**INPUT DATA**
╔══

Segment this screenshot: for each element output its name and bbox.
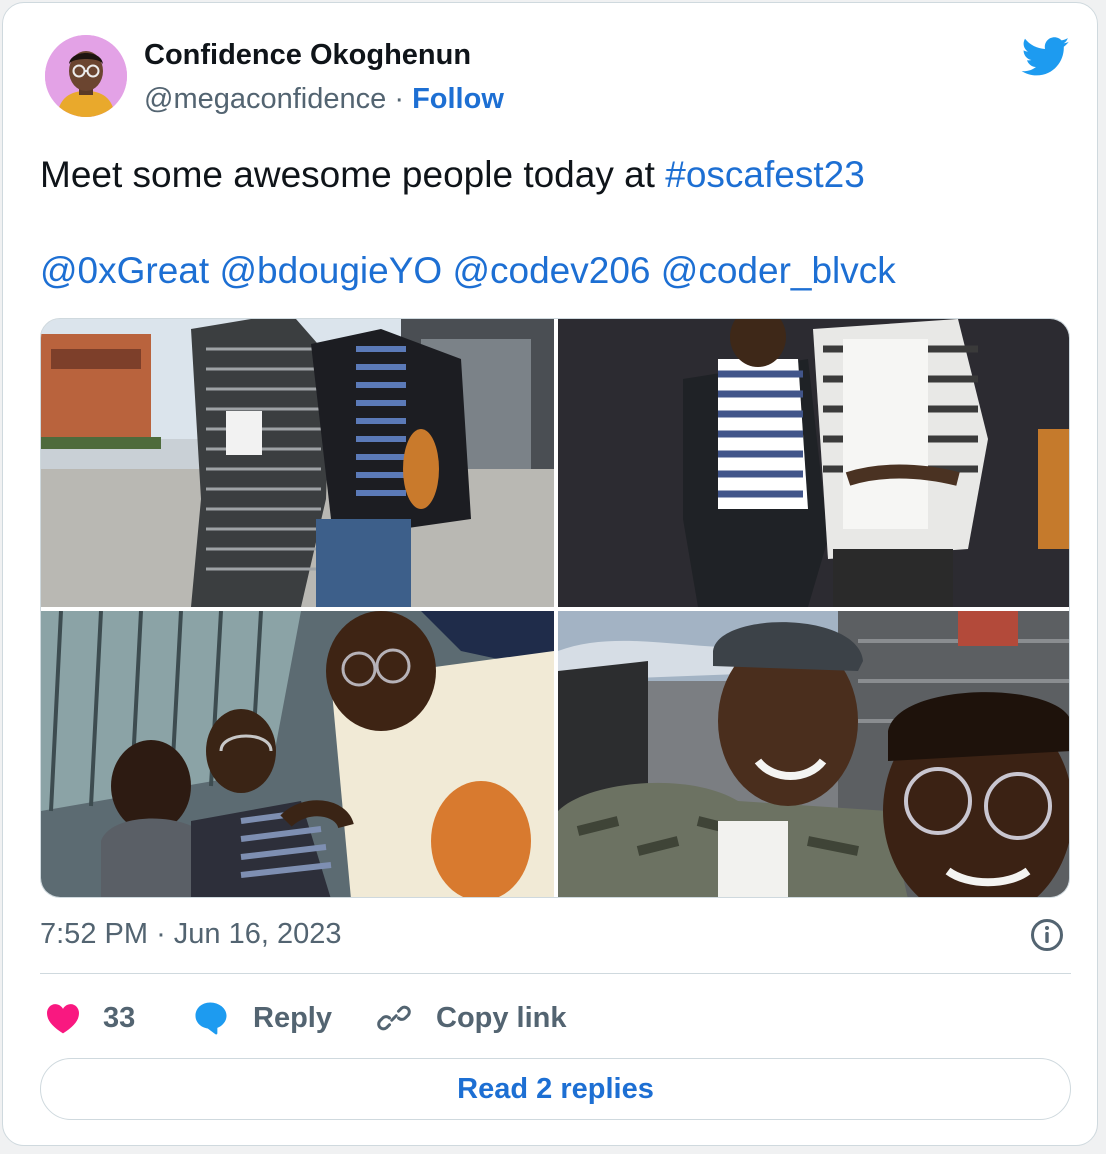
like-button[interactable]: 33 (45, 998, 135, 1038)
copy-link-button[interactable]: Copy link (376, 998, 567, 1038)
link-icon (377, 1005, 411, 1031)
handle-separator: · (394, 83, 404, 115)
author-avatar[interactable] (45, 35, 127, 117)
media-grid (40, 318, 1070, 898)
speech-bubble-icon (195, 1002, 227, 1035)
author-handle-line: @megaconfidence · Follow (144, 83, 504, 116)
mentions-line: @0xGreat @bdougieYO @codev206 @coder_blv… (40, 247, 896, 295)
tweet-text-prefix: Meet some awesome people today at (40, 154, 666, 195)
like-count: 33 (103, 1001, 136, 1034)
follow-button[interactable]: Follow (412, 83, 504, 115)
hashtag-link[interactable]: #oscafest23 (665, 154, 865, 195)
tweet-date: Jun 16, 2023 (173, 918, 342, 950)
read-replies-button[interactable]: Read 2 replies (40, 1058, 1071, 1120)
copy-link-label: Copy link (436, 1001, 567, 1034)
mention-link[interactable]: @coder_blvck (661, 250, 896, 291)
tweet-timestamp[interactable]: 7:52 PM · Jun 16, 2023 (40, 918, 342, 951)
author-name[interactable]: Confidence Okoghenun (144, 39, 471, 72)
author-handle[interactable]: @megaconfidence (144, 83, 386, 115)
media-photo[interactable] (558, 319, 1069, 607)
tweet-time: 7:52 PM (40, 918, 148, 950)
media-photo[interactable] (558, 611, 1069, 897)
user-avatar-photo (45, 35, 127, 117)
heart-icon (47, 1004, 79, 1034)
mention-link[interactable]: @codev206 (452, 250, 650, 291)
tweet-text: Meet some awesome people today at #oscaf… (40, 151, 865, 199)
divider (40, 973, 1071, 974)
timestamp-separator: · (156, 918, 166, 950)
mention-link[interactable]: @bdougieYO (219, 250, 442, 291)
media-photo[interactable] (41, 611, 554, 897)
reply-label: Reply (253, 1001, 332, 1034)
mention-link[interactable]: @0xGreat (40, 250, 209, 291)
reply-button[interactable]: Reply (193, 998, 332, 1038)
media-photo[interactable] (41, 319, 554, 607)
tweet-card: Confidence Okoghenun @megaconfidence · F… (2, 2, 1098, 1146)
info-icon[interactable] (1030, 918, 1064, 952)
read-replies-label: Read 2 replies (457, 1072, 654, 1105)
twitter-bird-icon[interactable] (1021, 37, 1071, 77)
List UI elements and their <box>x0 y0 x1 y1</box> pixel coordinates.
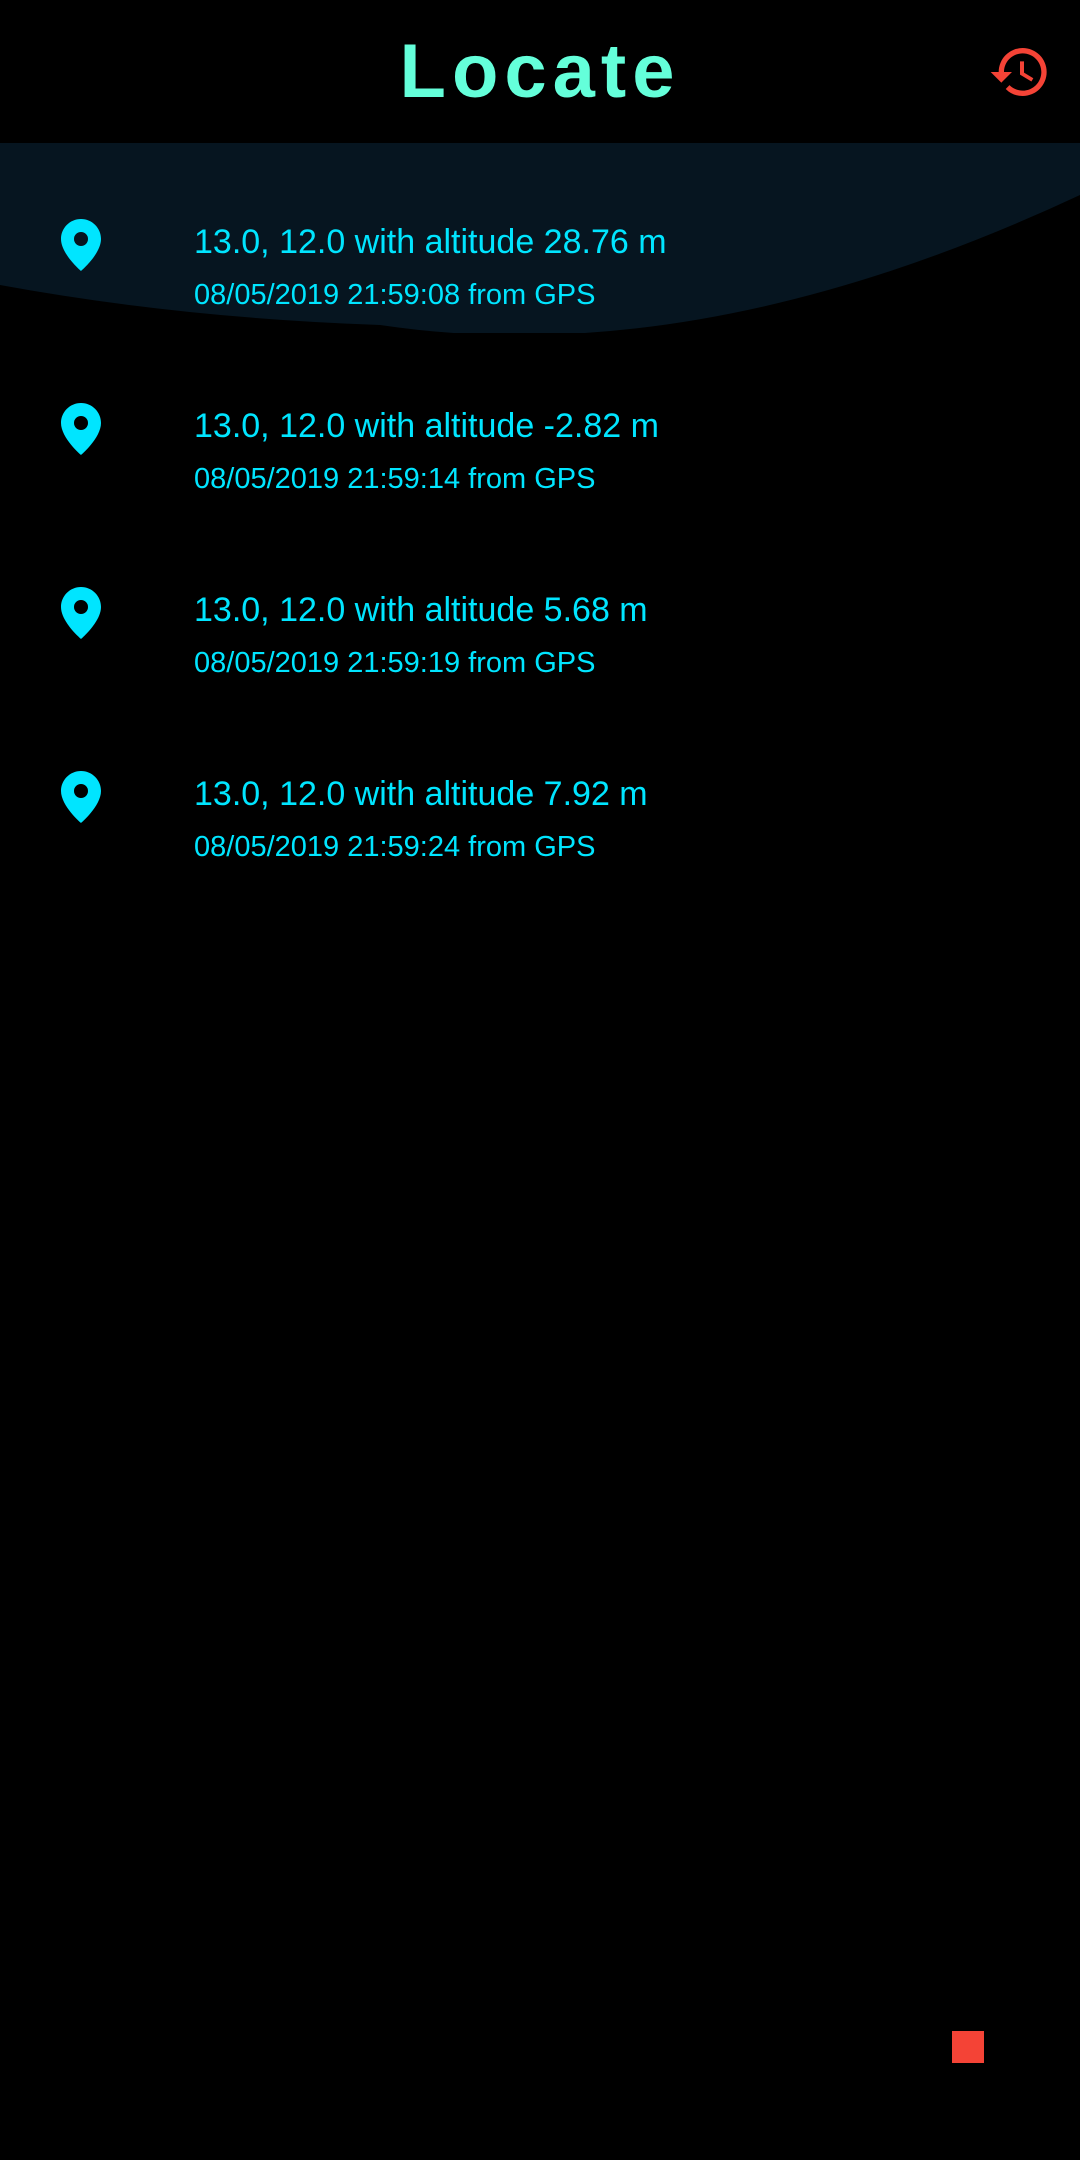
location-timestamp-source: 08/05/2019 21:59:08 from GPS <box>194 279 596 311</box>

╚══

**WHAT THE EXERCISE ASKS**
Copy all of the lines above word for word, leaving out the pictures.

**SOLUTION FOR THIS TASK**
Segment this screenshot: for each element output its name and bbox.
like-button[interactable]: 33 (45, 998, 135, 1038)
copy-link-button[interactable]: Copy link (376, 998, 567, 1038)
link-icon (377, 1005, 411, 1031)
handle-separator: · (394, 83, 404, 115)
author-avatar[interactable] (45, 35, 127, 117)
media-grid (40, 318, 1070, 898)
speech-bubble-icon (195, 1002, 227, 1035)
author-handle-line: @megaconfidence · Follow (144, 83, 504, 116)
mentions-line: @0xGreat @bdougieYO @codev206 @coder_blv… (40, 247, 896, 295)
tweet-text-prefix: Meet some awesome people today at (40, 154, 666, 195)
like-count: 33 (103, 1001, 136, 1034)
follow-button[interactable]: Follow (412, 83, 504, 115)
hashtag-link[interactable]: #oscafest23 (665, 154, 865, 195)
tweet-date: Jun 16, 2023 (173, 918, 342, 950)
read-replies-button[interactable]: Read 2 replies (40, 1058, 1071, 1120)
copy-link-label: Copy link (436, 1001, 567, 1034)
mention-link[interactable]: @coder_blvck (661, 250, 896, 291)
tweet-timestamp[interactable]: 7:52 PM · Jun 16, 2023 (40, 918, 342, 951)
author-name[interactable]: Confidence Okoghenun (144, 39, 471, 72)
author-handle[interactable]: @megaconfidence (144, 83, 386, 115)
media-photo[interactable] (558, 319, 1069, 607)
tweet-time: 7:52 PM (40, 918, 148, 950)
media-photo[interactable] (558, 611, 1069, 897)
user-avatar-photo (45, 35, 127, 117)
heart-icon (47, 1004, 79, 1034)
mention-link[interactable]: @codev206 (452, 250, 650, 291)
tweet-text: Meet some awesome people today at #oscaf… (40, 151, 865, 199)
divider (40, 973, 1071, 974)
timestamp-separator: · (156, 918, 166, 950)
mention-link[interactable]: @bdougieYO (219, 250, 442, 291)
media-photo[interactable] (41, 611, 554, 897)
reply-label: Reply (253, 1001, 332, 1034)
mention-link[interactable]: @0xGreat (40, 250, 209, 291)
reply-button[interactable]: Reply (193, 998, 332, 1038)
media-photo[interactable] (41, 319, 554, 607)
tweet-card: Confidence Okoghenun @megaconfidence · F… (2, 2, 1098, 1146)
info-icon[interactable] (1030, 918, 1064, 952)
read-replies-label: Read 2 replies (457, 1072, 654, 1105)
twitter-bird-icon[interactable] (1021, 37, 1071, 77)
List UI elements and their <box>x0 y0 x1 y1</box> pixel coordinates.
location-timestamp-source: 08/05/2019 21:59:08 from GPS <box>194 279 596 311</box>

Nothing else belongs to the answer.